- _What is expected_: Locate and copy each line in the data that contains the word "Page".
========================================
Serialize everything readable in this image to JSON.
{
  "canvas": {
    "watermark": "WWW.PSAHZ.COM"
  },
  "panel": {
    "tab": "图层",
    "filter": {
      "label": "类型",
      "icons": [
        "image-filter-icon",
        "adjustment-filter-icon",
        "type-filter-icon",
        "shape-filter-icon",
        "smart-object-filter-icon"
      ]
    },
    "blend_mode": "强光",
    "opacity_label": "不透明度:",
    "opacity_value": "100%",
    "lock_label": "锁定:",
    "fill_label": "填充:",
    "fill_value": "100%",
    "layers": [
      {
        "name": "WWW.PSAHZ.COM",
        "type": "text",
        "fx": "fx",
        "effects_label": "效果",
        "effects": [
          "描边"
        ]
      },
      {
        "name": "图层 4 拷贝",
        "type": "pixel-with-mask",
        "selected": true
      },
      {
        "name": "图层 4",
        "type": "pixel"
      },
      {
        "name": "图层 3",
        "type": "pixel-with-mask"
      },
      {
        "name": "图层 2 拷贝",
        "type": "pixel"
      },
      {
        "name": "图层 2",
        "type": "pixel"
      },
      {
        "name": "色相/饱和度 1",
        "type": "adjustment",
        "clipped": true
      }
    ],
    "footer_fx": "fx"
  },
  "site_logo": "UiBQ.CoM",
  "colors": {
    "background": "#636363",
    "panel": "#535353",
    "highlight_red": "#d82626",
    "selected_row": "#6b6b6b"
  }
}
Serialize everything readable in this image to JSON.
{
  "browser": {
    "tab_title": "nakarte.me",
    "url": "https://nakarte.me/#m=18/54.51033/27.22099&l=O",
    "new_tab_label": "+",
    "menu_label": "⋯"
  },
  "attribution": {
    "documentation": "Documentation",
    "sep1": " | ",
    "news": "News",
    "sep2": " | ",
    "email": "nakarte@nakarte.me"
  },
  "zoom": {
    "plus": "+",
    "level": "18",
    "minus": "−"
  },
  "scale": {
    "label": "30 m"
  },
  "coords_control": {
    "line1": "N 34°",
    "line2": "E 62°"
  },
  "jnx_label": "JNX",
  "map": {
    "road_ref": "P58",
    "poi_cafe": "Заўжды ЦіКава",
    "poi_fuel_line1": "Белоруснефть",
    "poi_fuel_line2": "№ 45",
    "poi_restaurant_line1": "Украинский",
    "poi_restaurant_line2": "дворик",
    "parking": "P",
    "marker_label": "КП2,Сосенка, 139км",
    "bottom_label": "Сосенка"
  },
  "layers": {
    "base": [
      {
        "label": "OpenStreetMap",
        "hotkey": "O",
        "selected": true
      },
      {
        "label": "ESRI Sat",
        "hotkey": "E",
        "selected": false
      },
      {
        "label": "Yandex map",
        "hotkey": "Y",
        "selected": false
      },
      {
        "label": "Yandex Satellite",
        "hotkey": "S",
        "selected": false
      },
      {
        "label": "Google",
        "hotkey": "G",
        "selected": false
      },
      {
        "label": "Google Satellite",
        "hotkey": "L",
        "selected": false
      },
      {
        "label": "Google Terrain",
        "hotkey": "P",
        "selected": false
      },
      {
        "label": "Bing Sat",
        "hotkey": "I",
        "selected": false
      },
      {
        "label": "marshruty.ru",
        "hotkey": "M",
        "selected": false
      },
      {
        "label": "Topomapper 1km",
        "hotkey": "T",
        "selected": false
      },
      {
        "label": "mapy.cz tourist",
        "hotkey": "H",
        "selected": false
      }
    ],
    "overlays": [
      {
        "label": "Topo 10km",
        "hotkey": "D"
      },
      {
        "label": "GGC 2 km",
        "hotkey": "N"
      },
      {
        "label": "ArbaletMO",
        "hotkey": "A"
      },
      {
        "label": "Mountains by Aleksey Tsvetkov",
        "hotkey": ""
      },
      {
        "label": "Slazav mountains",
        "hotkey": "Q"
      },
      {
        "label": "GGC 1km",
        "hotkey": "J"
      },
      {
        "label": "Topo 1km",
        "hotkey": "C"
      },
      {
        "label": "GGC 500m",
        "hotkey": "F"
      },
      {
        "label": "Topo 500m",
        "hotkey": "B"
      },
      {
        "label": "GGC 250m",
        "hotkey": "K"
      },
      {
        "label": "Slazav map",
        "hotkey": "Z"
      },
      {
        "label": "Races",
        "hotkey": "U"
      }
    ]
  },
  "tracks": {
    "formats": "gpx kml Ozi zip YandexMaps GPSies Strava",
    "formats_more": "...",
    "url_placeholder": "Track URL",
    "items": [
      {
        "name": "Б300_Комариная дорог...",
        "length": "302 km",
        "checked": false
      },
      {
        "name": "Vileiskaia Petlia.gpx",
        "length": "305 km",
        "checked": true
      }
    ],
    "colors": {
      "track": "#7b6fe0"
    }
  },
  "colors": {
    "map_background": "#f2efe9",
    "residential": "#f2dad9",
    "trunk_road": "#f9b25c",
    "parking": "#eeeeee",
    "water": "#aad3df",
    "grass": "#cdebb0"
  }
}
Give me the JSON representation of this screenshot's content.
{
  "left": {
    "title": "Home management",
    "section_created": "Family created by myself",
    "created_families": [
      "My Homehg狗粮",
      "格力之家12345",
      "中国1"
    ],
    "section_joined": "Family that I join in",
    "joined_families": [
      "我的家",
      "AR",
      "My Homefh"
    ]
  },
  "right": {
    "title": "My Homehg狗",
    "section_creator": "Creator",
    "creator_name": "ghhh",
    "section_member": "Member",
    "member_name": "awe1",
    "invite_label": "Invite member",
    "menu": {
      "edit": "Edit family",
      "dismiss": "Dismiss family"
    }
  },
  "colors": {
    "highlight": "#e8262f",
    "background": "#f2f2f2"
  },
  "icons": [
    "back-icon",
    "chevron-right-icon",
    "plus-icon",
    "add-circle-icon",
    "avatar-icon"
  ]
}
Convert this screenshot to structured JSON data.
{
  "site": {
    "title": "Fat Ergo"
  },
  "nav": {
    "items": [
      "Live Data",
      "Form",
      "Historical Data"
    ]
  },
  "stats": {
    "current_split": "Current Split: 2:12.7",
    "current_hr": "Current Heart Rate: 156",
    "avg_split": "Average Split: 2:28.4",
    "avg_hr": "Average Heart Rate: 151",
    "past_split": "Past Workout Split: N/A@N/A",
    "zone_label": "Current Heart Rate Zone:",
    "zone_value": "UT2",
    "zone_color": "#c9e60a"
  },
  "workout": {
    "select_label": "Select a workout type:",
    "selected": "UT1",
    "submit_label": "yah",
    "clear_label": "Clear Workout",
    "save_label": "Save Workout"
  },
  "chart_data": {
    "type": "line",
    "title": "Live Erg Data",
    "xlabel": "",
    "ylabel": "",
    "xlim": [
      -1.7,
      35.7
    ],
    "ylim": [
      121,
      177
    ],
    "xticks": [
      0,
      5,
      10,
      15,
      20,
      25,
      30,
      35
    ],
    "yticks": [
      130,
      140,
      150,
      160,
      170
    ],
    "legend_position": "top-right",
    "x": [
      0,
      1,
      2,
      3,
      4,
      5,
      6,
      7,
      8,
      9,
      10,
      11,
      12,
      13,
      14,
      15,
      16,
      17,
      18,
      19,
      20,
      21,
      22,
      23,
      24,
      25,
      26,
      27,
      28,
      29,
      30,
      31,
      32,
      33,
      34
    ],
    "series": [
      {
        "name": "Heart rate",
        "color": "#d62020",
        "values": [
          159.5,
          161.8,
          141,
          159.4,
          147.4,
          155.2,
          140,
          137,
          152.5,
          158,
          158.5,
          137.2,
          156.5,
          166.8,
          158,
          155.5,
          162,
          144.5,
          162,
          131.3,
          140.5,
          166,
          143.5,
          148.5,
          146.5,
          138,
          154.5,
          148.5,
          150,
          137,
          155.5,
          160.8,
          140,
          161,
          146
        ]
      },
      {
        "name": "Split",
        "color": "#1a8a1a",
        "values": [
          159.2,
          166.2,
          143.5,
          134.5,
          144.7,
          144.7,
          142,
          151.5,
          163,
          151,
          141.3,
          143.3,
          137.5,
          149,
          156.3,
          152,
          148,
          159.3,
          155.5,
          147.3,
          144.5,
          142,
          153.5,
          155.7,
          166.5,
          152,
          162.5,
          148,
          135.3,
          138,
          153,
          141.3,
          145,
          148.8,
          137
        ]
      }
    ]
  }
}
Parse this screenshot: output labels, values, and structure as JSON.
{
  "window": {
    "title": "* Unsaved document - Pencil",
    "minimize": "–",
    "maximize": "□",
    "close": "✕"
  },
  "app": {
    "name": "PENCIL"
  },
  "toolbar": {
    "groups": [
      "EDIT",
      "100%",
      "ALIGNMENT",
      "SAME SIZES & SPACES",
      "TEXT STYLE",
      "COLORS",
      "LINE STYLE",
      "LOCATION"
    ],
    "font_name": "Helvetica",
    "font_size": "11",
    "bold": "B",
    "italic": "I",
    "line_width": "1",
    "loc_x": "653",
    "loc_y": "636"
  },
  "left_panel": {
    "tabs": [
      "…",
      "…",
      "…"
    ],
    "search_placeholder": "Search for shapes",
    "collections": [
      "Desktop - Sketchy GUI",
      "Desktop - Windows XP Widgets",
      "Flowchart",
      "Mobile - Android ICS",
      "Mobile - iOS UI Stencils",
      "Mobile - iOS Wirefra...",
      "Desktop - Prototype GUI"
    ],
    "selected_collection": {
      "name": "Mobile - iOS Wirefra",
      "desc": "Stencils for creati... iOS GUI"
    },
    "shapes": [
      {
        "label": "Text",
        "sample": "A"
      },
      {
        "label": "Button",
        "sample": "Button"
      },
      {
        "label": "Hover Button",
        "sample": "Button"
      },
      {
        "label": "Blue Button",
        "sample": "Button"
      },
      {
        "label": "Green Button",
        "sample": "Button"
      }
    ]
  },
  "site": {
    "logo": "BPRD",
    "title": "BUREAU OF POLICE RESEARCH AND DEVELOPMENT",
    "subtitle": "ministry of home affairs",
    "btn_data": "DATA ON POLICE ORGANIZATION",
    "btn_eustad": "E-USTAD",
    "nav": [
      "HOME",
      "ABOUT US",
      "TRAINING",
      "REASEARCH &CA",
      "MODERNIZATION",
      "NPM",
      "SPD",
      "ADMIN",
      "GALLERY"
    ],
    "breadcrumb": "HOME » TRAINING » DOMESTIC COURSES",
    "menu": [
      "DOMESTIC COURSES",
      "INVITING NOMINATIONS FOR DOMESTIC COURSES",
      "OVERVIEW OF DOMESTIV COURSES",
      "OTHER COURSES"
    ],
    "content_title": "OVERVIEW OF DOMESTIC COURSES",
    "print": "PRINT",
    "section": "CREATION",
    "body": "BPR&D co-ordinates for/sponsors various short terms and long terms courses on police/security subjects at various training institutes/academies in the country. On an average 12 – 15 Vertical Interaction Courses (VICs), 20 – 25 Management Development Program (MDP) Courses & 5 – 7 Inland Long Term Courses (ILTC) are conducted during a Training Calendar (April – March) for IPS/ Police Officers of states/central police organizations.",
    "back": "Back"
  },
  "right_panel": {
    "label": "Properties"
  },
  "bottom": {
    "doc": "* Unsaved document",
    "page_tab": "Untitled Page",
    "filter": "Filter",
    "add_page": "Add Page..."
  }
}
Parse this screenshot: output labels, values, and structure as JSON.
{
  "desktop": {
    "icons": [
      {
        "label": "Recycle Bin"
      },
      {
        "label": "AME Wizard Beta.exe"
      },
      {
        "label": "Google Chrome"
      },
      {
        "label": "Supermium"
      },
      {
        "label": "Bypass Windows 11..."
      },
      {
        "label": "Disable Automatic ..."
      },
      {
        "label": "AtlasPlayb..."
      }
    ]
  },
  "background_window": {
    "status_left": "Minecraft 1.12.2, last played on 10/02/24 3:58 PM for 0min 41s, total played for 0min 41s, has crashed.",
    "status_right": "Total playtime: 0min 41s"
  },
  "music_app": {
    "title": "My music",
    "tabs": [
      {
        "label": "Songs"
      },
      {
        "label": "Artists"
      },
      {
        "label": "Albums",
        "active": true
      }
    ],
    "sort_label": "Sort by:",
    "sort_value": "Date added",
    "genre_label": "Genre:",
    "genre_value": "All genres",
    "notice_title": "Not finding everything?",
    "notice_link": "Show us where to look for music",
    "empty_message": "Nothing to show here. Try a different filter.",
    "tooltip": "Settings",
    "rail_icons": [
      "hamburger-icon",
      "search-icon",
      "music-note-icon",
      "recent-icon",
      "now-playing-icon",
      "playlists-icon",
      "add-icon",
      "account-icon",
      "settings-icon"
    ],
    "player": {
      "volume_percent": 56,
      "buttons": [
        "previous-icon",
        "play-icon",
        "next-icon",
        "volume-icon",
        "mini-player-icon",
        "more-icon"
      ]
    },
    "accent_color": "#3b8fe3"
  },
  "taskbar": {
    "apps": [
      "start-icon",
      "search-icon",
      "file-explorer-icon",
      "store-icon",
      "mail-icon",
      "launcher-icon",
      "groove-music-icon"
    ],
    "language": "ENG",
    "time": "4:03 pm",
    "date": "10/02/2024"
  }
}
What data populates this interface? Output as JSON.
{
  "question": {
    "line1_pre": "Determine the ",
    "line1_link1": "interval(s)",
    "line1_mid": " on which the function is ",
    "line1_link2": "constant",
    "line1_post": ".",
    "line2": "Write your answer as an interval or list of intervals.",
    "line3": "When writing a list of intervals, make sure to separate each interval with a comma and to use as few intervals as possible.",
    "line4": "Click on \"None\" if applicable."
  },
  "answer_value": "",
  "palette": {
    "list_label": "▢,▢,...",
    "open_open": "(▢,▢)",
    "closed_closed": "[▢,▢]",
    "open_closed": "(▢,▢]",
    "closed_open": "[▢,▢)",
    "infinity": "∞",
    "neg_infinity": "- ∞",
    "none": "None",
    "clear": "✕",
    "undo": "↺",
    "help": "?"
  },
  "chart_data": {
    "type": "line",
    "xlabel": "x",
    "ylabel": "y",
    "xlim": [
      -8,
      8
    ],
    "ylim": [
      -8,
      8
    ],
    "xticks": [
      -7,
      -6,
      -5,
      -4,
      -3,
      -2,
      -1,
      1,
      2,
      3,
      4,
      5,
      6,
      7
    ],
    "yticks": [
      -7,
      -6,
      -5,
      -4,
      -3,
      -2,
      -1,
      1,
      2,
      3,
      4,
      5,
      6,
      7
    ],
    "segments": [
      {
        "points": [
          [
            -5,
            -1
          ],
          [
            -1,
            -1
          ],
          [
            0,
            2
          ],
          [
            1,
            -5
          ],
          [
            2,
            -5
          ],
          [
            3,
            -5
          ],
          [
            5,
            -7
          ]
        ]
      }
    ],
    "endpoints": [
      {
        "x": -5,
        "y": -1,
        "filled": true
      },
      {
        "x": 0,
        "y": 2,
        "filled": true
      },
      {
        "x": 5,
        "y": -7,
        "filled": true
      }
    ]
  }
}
========================================
- _Correct answer_:
    "page_tab": "Untitled Page",
    "add_page": "Add Page..."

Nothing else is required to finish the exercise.